* TASK STATEMENT *
Please count the lines in the listing below where the word "依法追究刑事责任" appears. Give the number only.
### DATA LINES ###
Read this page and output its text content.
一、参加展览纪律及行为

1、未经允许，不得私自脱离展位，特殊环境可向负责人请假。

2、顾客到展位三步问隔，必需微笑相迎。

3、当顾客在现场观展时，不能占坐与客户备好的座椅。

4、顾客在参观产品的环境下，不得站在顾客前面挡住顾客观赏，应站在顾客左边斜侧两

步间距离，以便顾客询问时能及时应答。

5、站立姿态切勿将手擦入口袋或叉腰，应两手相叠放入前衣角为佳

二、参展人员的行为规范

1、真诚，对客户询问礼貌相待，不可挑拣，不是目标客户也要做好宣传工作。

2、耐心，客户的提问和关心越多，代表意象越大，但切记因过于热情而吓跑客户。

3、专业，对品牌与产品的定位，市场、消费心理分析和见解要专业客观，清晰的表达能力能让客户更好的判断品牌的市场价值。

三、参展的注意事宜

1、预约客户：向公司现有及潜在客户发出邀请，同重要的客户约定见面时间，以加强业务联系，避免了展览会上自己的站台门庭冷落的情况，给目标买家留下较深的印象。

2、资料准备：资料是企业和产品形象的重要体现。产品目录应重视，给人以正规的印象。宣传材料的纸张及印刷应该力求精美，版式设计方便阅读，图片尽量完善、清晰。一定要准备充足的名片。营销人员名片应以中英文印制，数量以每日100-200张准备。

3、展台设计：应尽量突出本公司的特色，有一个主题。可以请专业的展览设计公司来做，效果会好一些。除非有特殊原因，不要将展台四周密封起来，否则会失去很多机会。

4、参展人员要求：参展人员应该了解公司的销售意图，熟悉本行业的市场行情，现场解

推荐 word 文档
###
### DATA LINES ###
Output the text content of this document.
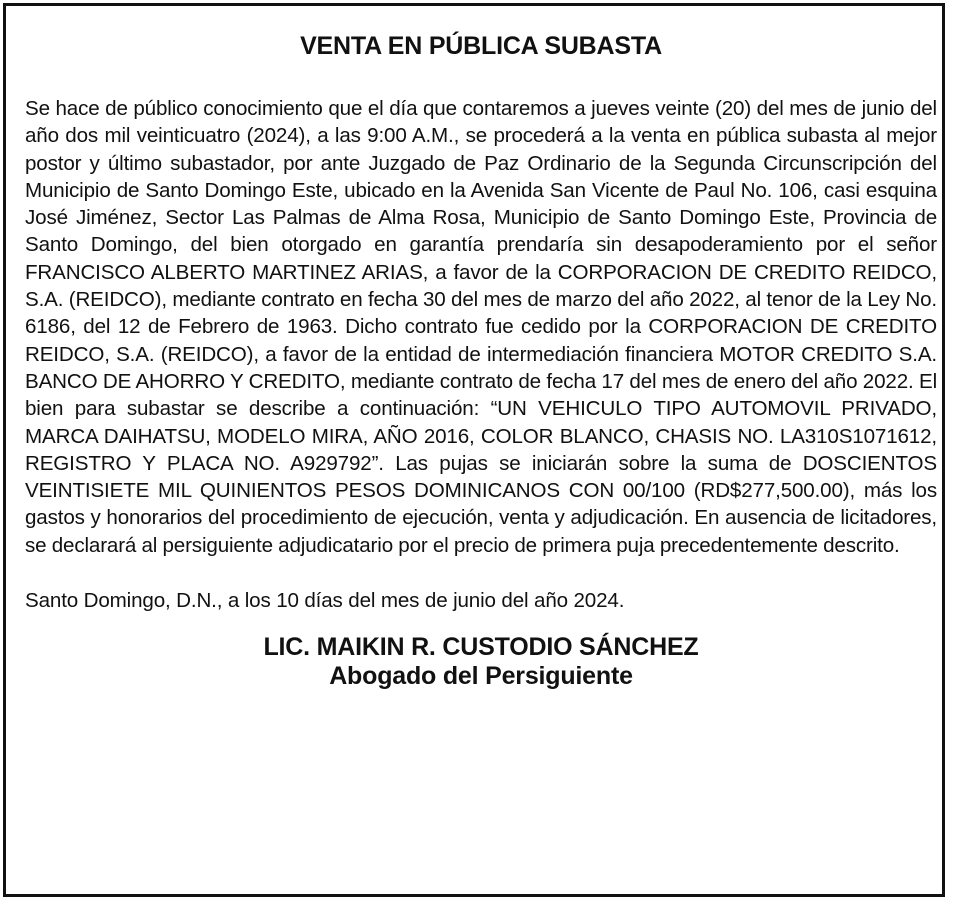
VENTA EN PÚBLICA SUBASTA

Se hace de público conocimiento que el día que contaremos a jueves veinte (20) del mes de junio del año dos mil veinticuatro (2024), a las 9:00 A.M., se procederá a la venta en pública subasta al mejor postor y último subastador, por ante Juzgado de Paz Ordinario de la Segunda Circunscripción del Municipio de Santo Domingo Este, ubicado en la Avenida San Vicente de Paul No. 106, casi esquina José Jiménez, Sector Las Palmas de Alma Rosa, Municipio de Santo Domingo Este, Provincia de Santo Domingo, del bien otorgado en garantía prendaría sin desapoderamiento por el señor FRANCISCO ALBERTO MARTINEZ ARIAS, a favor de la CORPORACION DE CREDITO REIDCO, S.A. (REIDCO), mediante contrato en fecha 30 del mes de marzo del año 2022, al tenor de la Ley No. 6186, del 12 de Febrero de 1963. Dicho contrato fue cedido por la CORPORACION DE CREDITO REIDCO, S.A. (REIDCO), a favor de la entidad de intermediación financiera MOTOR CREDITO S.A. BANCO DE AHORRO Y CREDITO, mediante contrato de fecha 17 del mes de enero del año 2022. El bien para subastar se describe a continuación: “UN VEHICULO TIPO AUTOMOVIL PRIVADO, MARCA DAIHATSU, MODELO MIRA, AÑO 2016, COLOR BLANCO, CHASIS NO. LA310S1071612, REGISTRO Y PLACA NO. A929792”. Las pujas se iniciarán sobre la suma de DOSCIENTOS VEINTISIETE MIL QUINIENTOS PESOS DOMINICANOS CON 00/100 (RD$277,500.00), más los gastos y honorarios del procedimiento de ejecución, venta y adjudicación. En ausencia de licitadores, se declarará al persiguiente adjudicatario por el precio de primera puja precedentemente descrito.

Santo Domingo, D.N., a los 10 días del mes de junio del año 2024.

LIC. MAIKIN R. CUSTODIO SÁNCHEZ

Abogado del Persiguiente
###
### DATA LINES ###
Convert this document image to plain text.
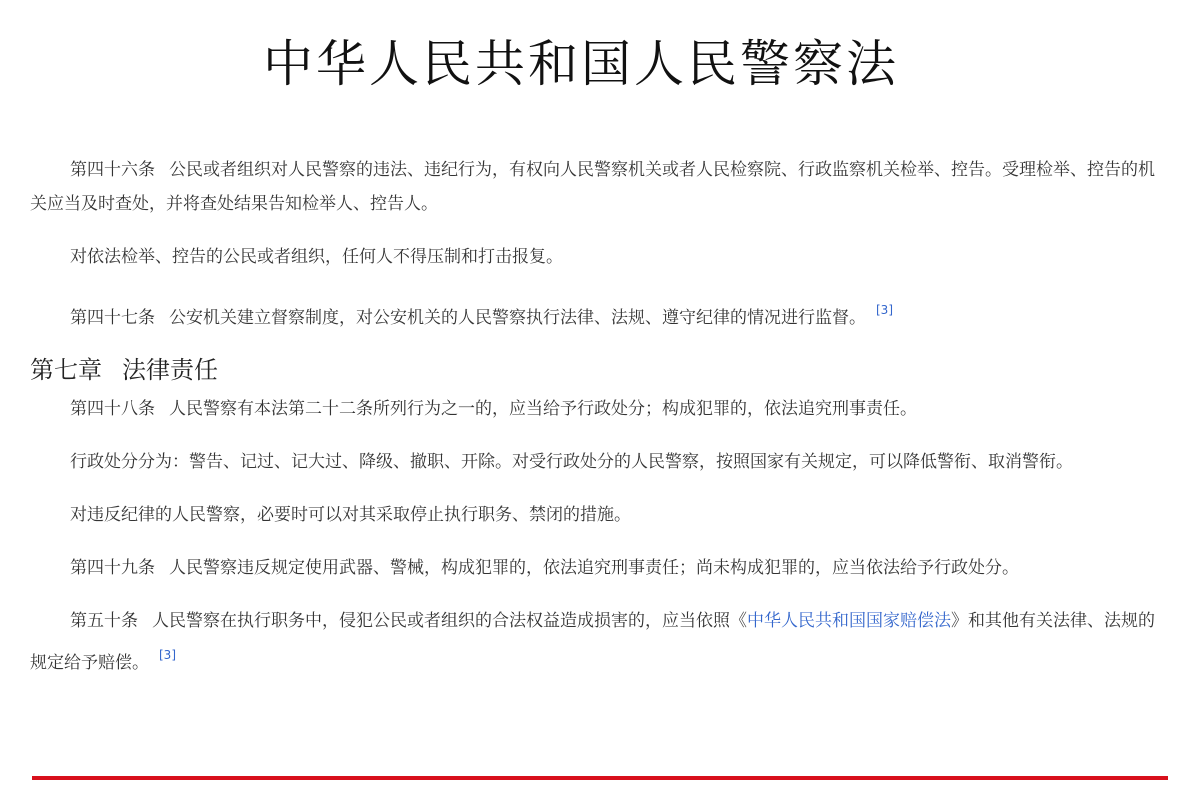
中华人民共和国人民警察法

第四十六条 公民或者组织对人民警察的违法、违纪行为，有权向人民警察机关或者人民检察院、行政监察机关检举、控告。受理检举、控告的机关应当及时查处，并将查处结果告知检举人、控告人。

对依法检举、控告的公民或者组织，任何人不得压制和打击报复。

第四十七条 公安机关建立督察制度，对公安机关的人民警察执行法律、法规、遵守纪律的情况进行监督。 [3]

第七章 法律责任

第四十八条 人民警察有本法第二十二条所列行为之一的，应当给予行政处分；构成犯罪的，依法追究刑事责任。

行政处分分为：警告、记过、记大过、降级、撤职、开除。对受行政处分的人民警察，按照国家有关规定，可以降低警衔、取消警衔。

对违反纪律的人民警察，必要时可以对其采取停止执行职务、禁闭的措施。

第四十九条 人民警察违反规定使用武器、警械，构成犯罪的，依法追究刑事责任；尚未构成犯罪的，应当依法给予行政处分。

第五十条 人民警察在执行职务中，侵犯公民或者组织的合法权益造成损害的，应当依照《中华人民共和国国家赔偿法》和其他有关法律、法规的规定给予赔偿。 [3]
###
* ANSWER TO THIS TASK *
2